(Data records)
[Start]

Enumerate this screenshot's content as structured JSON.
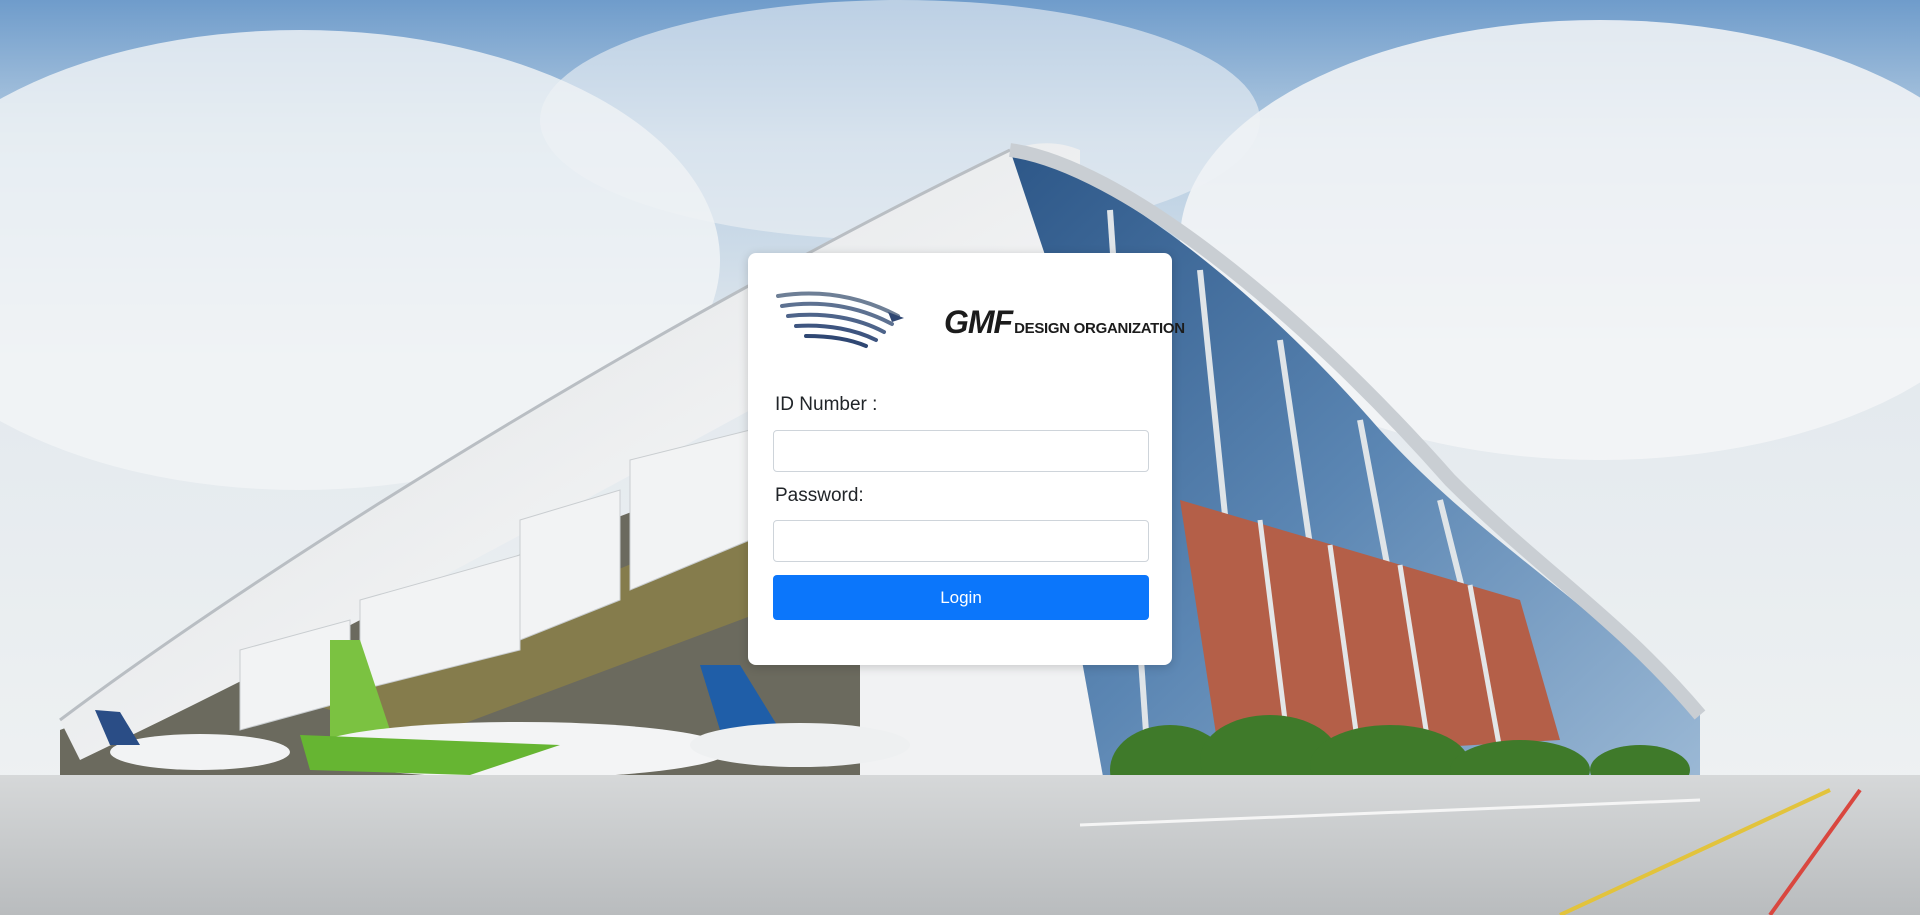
{
  "background": {
    "description_icon": "hangar-photo",
    "colors": {
      "sky_top": "#8fb4d8",
      "hangar_roof": "#e6e8ea",
      "brick": "#b55f4a",
      "glass": "#3f6e9e",
      "grass": "#4f8a2b"
    }
  },
  "login": {
    "logo": {
      "brand": "GMF",
      "subtitle": "DESIGN ORGANIZATION"
    },
    "id_label": "ID Number :",
    "id_value": "",
    "password_label": "Password:",
    "password_value": "",
    "button_label": "Login",
    "accent_color": "#0b76fb"
  }
}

[End]

* **TASK TO CARRY OUT**
Output the entries above exactly, without their pictures.

* **COMPLETE ANSWER**
Enumerate this screenshot's content as structured JSON.
{
  "background": {
    "description_icon": "hangar-photo",
    "colors": {
      "sky_top": "#8fb4d8",
      "hangar_roof": "#e6e8ea",
      "brick": "#b55f4a",
      "glass": "#3f6e9e",
      "grass": "#4f8a2b"
    }
  },
  "login": {
    "logo": {
      "brand": "GMF",
      "subtitle": "DESIGN ORGANIZATION"
    },
    "id_label": "ID Number :",
    "id_value": "",
    "password_label": "Password:",
    "password_value": "",
    "button_label": "Login",
    "accent_color": "#0b76fb"
  }
}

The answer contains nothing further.